- Directions
Could you extract every entry below and reproduce it exactly?

Some records:
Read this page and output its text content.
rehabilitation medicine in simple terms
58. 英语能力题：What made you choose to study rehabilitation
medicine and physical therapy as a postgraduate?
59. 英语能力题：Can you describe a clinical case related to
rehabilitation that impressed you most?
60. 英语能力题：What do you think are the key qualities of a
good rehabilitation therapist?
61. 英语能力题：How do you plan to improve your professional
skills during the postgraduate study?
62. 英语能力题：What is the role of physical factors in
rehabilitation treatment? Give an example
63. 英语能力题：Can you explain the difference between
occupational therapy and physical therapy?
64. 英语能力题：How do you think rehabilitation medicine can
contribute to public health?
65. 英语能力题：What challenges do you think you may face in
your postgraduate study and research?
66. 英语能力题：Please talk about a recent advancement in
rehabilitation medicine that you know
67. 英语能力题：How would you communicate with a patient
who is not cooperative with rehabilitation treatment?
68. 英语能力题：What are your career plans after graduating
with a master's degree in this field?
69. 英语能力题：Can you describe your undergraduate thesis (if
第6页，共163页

- Response
Read this page and output its text content.
rehabilitation medicine in simple terms
58. 英语能力题：What made you choose to study rehabilitation
medicine and physical therapy as a postgraduate?
59. 英语能力题：Can you describe a clinical case related to
rehabilitation that impressed you most?
60. 英语能力题：What do you think are the key qualities of a
good rehabilitation therapist?
61. 英语能力题：How do you plan to improve your professional
skills during the postgraduate study?
62. 英语能力题：What is the role of physical factors in
rehabilitation treatment? Give an example
63. 英语能力题：Can you explain the difference between
occupational therapy and physical therapy?
64. 英语能力题：How do you think rehabilitation medicine can
contribute to public health?
65. 英语能力题：What challenges do you think you may face in
your postgraduate study and research?
66. 英语能力题：Please talk about a recent advancement in
rehabilitation medicine that you know
67. 英语能力题：How would you communicate with a patient
who is not cooperative with rehabilitation treatment?
68. 英语能力题：What are your career plans after graduating
with a master's degree in this field?
69. 英语能力题：Can you describe your undergraduate thesis (if
第6页，共163页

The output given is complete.